QUESTIONS ON THE MATERIAL –
a – Answer these from the text on Ser Duncan the Tall:
(i) What name is Ser Duncan first presented under?
(ii) Who was his former master?
(iii) What is the pommel of the sword made of?
b – Pick up the text on Ser Duncan the Tall after its last sentence and continue it.

TEXT BLOCK –
================================

Based on the writing, the fandom continuously wonders if Ser Duncan the Tall was a knight by title or self-entitled.

Was Ser Duncan the Tall a knight?
Art by Amino Apps

The introduction of Ser Duncan the Tall to the reader is not done without pain and turmoil. Evidently, George R.R. Martin maintains his passion for writing about the “human heart in conflict”.

The author has always left it clear to the fandom that writing about the human heart in conflict with itself is the only thing worth writing about

Ser Duncan is first presented as “Dunk”. As he lays his former master, Ser Arlan of Pennytree, to rest, he considers his prospects and thinks he can find another knight to squire for: "I could find another hedge knight in need of a squire to tend his animals and clean his mail, he thought, or might be I could go to some city, to Lannisport or King's Landing, and join the City Watch. Or else . . ." He takes his former master’s belongings and makes them his own – not as theft, but rather as a conscientious choice: 'it won’t serve him, it can serve me' – and while collecting the items and considering the sword, which would fit his hand just as well as it fit Ser Arlan’s before him, he thinks of the Tourney of Ashford Meadow which is the one they were going to when Ser Arlan unexpectedly died. From that moment on, Ser Duncan introduces himself as a “Knight”: "The blade was straight and heavy, good castle-forged steel, the grip soft leather wrapped over wood, the pommel a smooth polished black stone. Plain as it was, the sword felt good in his hand, and Dunk knew how sharp it was, having worked it with whetstone and oilcloth many a night before they went to sleep. It fits my grip as well as it ever fit his, he thought to himself, and there is a tourney at Ashford Meadow."

================================

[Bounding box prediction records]
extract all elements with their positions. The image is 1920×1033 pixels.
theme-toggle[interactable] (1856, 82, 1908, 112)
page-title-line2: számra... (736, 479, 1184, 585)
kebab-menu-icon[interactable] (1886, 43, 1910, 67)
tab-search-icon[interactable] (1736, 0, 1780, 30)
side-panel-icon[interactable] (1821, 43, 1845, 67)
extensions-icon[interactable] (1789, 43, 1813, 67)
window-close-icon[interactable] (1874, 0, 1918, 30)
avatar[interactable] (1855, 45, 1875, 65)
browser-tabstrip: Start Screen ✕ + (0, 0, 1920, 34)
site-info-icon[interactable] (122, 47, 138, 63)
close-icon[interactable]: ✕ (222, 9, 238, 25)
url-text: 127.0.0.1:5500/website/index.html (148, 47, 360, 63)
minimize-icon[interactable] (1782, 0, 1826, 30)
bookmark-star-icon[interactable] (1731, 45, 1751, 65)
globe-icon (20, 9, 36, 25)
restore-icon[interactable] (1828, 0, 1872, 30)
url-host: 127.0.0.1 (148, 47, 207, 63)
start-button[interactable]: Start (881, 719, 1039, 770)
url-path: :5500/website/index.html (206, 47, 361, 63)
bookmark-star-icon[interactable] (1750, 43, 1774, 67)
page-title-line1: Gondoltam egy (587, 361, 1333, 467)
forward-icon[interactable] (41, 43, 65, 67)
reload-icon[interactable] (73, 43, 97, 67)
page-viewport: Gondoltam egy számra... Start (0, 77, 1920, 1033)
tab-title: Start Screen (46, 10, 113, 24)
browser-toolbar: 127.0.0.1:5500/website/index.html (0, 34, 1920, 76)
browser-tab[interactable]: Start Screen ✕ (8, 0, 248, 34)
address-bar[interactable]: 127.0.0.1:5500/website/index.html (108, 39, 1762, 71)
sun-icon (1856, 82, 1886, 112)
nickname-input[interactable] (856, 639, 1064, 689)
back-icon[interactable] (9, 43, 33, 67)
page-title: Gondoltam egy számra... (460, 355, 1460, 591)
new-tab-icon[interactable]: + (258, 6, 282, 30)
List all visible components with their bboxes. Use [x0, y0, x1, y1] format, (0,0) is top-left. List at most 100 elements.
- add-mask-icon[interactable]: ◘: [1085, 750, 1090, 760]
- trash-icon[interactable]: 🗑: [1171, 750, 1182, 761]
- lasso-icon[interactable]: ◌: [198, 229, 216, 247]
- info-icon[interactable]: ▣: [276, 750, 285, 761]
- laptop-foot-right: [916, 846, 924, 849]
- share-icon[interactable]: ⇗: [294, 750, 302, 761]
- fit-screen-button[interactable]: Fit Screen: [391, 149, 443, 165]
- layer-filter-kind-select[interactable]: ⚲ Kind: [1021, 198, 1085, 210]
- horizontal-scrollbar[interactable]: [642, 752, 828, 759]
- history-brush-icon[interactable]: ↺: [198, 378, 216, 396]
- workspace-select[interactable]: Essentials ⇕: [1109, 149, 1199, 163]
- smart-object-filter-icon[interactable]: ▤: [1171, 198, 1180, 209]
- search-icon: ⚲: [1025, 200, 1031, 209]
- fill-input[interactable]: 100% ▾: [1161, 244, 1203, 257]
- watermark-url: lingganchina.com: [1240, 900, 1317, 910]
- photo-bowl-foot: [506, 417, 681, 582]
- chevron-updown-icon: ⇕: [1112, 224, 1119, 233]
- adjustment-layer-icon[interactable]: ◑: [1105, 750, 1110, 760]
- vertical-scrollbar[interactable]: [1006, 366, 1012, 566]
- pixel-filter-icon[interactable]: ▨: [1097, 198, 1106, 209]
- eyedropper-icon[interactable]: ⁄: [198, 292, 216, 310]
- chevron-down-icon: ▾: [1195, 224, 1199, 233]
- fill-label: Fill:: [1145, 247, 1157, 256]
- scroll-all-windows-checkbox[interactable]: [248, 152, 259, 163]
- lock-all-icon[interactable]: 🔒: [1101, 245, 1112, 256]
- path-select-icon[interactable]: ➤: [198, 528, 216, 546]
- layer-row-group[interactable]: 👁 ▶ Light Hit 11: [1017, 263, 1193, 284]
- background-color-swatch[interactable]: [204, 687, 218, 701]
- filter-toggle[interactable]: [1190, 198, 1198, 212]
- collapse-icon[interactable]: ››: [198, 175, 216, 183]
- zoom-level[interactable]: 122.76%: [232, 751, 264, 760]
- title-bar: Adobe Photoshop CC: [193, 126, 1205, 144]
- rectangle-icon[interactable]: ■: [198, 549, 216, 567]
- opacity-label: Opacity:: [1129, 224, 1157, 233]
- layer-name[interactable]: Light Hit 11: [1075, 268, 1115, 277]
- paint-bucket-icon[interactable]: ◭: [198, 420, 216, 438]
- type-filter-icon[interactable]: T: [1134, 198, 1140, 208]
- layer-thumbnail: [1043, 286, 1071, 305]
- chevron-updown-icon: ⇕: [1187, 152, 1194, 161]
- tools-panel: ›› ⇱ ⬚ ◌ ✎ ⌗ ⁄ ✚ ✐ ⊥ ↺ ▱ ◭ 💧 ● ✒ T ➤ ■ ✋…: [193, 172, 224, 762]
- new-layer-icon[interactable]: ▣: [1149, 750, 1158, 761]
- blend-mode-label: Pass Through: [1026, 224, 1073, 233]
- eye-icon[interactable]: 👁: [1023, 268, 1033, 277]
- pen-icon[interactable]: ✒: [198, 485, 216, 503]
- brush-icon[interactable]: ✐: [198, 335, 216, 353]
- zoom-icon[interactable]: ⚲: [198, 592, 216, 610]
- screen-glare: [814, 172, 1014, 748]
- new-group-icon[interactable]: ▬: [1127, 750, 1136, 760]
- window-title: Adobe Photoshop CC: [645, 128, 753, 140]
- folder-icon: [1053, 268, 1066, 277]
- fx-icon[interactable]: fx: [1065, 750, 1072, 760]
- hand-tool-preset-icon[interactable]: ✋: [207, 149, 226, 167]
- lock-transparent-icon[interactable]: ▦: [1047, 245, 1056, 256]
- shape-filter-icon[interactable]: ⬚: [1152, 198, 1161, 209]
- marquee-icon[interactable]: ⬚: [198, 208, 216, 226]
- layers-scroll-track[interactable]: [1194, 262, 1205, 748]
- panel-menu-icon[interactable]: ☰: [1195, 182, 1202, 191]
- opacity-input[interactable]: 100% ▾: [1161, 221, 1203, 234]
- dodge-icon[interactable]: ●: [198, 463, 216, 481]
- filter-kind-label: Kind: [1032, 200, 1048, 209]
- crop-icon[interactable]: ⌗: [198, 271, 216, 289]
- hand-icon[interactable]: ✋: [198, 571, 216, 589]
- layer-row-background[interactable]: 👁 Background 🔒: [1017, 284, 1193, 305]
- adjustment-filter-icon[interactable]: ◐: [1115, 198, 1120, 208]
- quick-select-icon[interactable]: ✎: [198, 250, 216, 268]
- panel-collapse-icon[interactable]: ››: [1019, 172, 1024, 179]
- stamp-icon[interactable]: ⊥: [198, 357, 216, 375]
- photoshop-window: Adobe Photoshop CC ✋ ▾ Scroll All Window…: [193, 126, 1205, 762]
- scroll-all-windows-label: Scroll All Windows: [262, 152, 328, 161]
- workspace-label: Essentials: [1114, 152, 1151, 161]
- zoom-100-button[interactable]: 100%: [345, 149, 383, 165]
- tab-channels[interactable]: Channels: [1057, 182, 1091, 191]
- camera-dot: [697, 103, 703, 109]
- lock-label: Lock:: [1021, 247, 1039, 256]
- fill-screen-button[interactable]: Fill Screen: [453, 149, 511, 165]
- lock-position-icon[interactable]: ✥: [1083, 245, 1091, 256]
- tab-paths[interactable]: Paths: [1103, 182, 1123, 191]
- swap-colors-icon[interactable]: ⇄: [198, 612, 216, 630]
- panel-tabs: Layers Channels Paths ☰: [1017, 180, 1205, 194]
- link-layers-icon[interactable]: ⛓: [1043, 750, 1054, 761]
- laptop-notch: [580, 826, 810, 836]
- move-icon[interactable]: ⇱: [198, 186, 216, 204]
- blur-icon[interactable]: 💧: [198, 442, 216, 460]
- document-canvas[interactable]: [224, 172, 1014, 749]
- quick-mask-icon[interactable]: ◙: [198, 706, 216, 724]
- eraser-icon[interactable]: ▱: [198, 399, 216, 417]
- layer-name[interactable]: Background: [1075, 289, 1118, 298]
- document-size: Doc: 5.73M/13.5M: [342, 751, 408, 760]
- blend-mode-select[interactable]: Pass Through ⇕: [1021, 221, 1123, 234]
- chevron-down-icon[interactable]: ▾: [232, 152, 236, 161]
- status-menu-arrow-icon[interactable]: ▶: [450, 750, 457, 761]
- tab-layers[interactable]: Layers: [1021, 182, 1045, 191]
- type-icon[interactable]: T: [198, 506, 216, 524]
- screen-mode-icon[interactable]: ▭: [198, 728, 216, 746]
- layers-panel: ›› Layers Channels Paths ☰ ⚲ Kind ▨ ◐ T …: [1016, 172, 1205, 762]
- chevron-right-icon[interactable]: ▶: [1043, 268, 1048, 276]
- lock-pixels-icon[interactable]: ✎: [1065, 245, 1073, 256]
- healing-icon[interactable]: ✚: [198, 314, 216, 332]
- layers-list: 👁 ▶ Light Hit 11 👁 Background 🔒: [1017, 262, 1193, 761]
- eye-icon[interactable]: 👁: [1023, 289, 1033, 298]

================================

ACTIVITY ANSWERS –
a –
(i) "Dunk"
(ii) Ser Arlan of Pennytree
(iii) A smooth polished black stone

b –
A young man of 16 or 17 (nobody knows which) who remembers mischievously selling rats at shops in Flea Bottom so they can make the “brown” (a stew for the poor made in the slums of Kings Landing - usually consists of unrecognizable pieces of meat, barley, carrots, and any other ingredients that they have on hand.) until Ser Arlan takes him in to substitute his squire who had perished. While raising Dunk, Ser Arlan teaches him valor, honour and inspires the boy to follow a positive path. Evidently, Ser Arlan, as the knight, made sure that Dunk was fed and trained as well as he guaranteed the boy safety and a better life he would have had on the streets of Flea Bottom, while showing him that, as the knight, he himself was not to sacrifice his comforts for the boy. It was Ser Arlan who had the first choice of meat, the best bed and the money. As Dunk thinks, he leads the reader to the possibility that he isn’t really a knight, although he was trained to one day become one.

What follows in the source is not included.